### Dataset records
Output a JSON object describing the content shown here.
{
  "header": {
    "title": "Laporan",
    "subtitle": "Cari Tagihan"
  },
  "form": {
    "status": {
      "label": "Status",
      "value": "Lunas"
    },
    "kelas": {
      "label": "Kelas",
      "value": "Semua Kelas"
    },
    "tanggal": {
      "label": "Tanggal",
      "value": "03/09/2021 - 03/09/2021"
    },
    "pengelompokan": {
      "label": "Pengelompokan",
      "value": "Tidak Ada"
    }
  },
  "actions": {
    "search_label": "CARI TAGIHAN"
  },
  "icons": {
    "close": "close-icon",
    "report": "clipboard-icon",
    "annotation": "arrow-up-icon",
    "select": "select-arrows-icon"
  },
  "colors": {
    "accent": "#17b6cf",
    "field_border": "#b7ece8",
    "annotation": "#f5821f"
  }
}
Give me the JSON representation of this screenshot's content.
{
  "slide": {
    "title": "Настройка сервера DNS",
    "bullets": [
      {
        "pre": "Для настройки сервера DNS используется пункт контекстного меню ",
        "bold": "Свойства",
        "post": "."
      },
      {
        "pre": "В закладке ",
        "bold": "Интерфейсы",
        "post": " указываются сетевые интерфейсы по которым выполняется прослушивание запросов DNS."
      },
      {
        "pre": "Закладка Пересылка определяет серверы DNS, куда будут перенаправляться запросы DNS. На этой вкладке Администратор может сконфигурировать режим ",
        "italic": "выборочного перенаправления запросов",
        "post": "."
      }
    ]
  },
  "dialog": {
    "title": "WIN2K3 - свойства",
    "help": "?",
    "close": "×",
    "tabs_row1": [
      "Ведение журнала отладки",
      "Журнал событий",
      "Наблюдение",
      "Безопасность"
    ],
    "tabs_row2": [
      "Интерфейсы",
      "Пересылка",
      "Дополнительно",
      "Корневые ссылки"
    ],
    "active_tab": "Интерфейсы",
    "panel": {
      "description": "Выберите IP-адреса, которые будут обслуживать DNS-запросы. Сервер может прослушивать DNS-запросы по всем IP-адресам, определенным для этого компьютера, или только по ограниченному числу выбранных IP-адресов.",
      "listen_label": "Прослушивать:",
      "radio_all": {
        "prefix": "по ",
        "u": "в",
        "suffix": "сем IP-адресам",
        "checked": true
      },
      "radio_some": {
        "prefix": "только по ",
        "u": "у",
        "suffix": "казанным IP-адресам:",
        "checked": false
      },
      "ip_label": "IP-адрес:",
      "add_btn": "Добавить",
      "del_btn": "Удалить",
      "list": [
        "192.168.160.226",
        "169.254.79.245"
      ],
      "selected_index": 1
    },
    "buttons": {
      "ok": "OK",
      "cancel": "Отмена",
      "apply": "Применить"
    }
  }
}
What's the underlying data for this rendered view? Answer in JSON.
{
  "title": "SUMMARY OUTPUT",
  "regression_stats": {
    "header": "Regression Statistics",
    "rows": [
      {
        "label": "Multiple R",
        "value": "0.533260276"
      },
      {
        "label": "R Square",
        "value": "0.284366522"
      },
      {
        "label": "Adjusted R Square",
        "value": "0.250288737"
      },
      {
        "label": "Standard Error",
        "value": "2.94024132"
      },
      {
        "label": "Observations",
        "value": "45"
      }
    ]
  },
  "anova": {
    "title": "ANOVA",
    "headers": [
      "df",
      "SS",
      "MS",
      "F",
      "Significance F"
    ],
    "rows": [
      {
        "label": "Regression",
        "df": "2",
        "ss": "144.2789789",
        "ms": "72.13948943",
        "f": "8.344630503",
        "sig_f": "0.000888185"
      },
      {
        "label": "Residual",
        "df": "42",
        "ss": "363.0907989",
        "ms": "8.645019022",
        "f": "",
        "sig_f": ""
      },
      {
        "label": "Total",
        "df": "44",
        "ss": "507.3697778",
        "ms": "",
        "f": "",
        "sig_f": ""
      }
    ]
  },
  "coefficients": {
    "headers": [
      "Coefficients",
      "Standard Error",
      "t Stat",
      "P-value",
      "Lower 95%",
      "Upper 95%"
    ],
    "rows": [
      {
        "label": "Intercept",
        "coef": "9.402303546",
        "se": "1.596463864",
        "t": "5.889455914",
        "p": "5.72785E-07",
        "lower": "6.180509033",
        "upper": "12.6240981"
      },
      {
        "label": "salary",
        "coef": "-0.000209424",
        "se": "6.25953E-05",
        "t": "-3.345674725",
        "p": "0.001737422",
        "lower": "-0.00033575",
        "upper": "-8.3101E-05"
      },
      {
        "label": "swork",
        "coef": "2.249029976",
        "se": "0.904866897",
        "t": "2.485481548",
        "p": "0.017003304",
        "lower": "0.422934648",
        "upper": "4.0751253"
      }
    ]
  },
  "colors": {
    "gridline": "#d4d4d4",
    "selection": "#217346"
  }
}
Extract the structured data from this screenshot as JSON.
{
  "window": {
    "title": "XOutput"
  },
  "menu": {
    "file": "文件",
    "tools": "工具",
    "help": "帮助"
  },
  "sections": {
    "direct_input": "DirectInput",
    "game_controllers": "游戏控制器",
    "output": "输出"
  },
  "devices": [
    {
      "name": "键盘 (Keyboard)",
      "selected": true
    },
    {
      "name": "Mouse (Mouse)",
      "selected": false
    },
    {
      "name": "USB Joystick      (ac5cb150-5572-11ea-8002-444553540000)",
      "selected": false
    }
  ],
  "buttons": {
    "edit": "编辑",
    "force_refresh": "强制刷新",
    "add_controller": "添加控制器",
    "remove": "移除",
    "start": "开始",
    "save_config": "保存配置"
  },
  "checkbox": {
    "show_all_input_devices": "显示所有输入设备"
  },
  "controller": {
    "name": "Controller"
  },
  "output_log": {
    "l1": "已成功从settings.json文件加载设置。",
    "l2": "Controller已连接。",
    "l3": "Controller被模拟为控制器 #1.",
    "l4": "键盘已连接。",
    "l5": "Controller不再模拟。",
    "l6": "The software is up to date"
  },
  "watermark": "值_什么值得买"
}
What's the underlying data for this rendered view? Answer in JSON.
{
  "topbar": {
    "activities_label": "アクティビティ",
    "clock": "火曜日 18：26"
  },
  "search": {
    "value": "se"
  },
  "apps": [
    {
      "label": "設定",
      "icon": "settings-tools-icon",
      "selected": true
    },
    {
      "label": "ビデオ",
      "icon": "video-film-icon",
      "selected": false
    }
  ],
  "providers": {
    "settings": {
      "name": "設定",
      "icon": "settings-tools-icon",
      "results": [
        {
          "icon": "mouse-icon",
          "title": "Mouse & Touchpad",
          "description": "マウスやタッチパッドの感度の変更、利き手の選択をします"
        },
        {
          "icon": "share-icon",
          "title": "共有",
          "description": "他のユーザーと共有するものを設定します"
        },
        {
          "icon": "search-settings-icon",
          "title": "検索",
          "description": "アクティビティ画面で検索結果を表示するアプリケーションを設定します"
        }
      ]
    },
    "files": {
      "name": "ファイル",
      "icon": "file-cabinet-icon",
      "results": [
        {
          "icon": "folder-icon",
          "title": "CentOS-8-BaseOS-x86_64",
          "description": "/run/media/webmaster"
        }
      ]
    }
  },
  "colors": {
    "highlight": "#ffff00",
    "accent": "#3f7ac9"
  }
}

### Request
Go through the records. Copy each line where "запросов" appears.

### Task solution
        "post": " указываются сетевые интерфейсы по которым выполняется прослушивание запросов DNS."
        "italic": "выборочного перенаправления запросов",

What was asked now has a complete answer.